* _The data_:
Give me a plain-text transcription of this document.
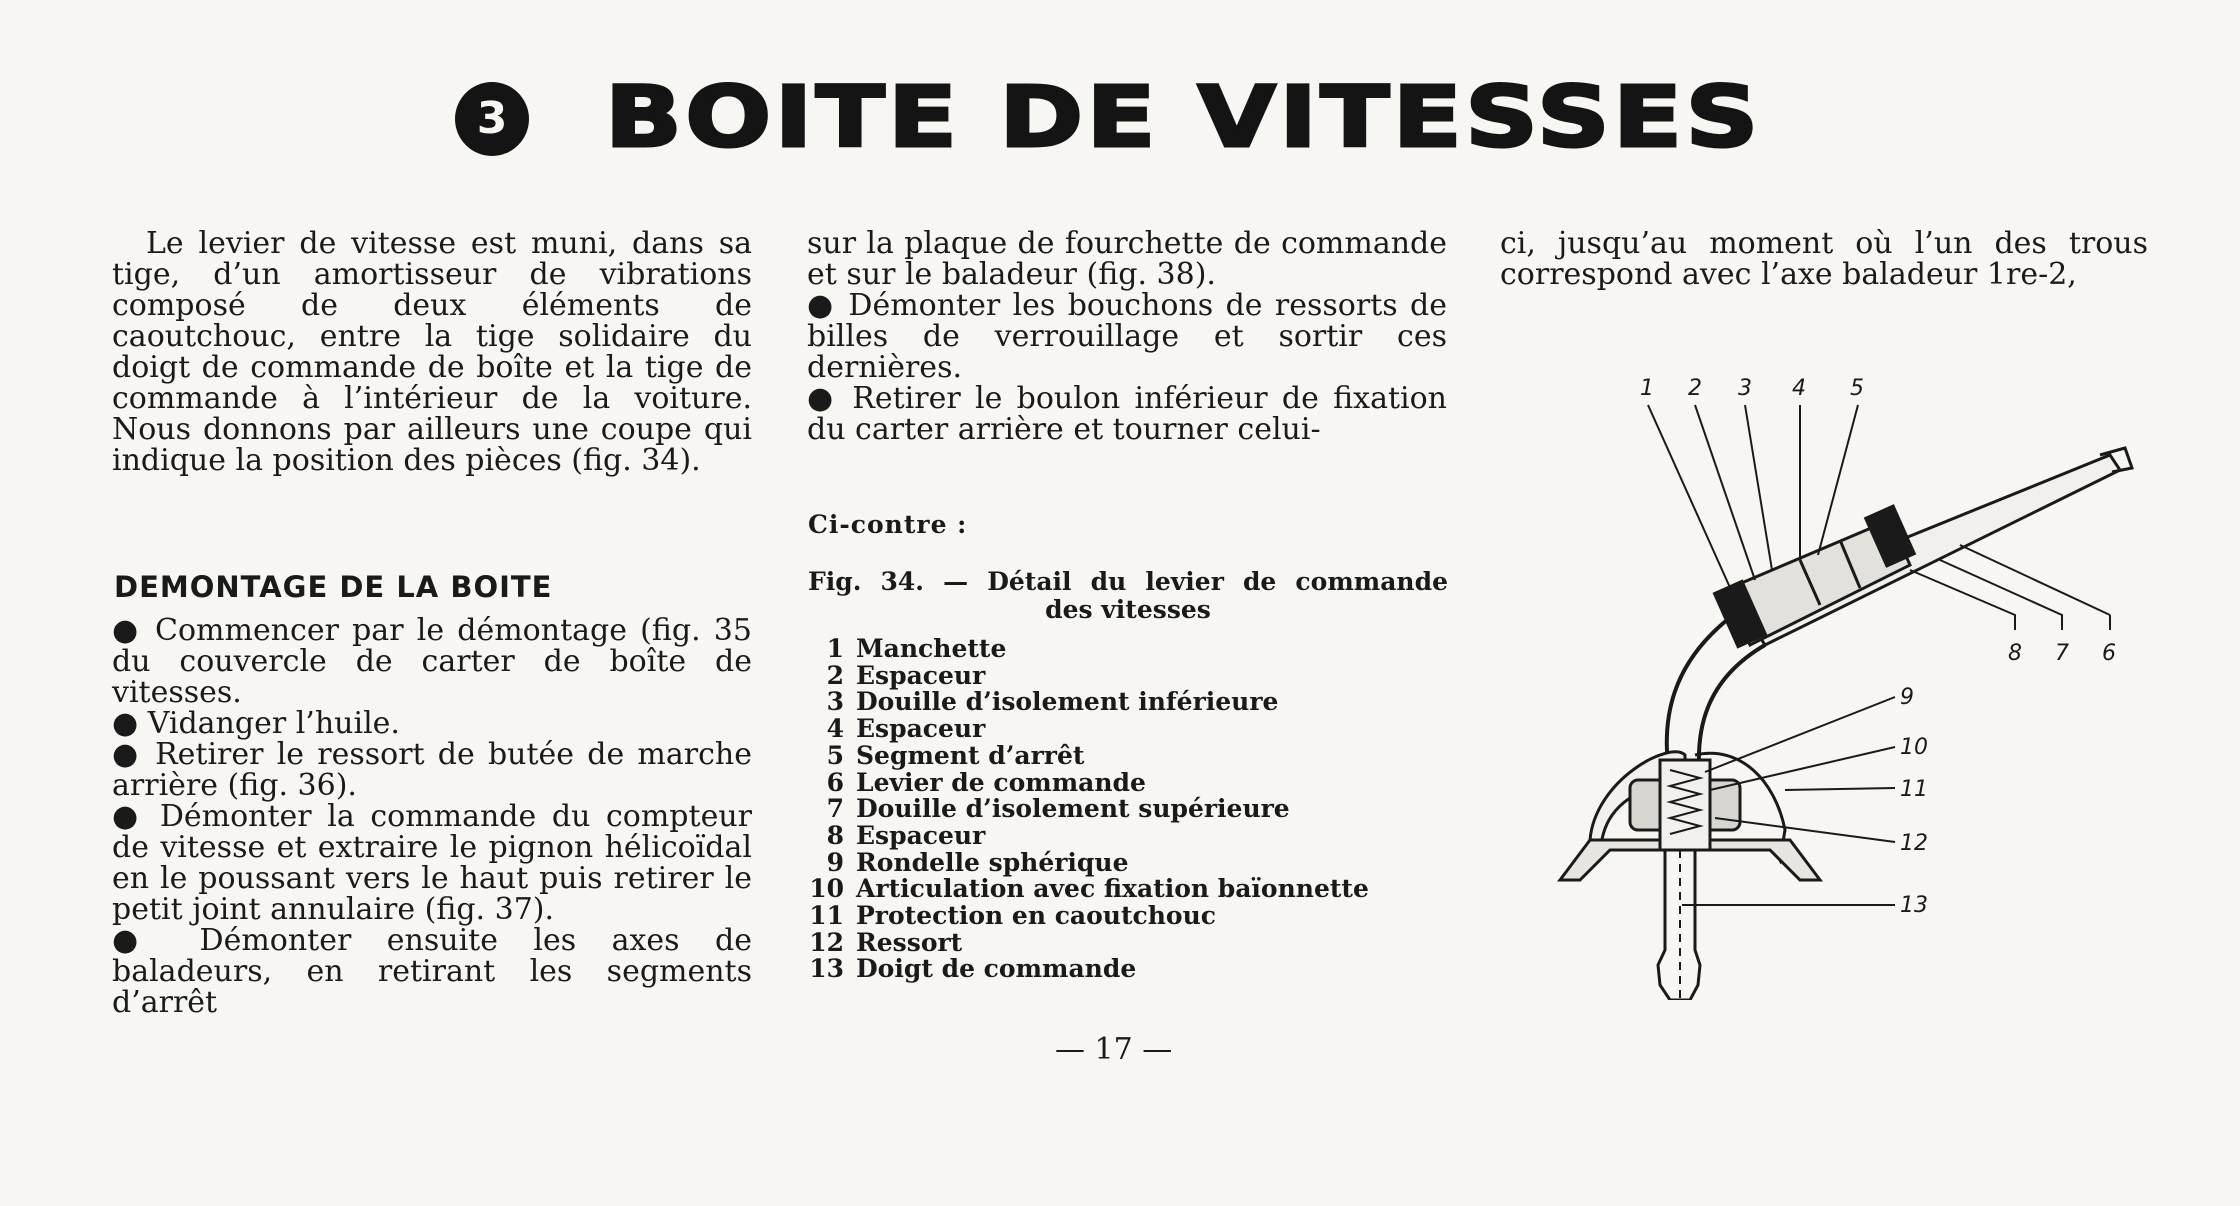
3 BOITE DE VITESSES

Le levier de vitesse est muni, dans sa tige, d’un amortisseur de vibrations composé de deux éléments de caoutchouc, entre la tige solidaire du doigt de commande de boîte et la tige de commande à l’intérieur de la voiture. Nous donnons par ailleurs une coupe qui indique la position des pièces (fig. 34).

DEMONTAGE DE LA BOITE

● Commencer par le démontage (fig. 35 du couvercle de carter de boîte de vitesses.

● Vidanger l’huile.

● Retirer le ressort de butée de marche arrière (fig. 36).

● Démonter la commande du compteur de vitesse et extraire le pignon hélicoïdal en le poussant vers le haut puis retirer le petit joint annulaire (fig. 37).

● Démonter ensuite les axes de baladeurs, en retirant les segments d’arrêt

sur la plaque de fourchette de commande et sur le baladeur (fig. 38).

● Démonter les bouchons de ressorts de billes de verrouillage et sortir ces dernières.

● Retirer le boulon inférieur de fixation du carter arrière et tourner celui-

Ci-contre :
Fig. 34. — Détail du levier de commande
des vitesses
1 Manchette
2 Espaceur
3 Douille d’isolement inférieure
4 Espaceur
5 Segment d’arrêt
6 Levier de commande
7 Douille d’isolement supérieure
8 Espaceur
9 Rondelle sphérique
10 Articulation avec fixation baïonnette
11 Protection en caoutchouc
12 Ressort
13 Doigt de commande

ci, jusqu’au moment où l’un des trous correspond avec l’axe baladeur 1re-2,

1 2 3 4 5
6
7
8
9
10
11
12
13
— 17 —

* _Set problem_: In the data above, tally the lines holding "arrière" and answer with the figure only.

* _Solution to the problem_: 2